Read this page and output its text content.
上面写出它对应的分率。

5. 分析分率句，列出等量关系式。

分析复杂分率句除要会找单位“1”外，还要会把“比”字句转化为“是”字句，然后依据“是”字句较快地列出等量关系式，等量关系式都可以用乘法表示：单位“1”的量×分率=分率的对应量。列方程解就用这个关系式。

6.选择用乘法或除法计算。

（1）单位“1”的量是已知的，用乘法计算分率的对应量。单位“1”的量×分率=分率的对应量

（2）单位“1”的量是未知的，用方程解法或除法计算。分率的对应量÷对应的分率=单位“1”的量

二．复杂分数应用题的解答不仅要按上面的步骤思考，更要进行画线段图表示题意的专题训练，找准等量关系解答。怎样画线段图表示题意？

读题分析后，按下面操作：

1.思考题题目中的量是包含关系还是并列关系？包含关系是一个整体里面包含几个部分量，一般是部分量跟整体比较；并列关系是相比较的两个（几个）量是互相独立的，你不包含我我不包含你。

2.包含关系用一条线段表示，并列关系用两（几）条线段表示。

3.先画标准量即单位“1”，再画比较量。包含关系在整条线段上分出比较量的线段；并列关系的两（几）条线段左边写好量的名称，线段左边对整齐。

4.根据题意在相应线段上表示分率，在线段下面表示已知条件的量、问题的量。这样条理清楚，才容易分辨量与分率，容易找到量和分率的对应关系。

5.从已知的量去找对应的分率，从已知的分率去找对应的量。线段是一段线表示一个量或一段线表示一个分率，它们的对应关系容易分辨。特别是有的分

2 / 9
════════════════
■ **EXERCISE**
Copy every line of the entries above in which "分率的对应量" occurs.

■ **SOLUTION FOR THIS TASK**
分析复杂分率句除要会找单位“1”外，还要会把“比”字句转化为“是”字句，然后依据“是”字句较快地列出等量关系式，等量关系式都可以用乘法表示：单位“1”的量×分率=分率的对应量。列方程解就用这个关系式。
（1）单位“1”的量是已知的，用乘法计算分率的对应量。单位“1”的量×分率=分率的对应量
（2）单位“1”的量是未知的，用方程解法或除法计算。分率的对应量÷对应的分率=单位“1”的量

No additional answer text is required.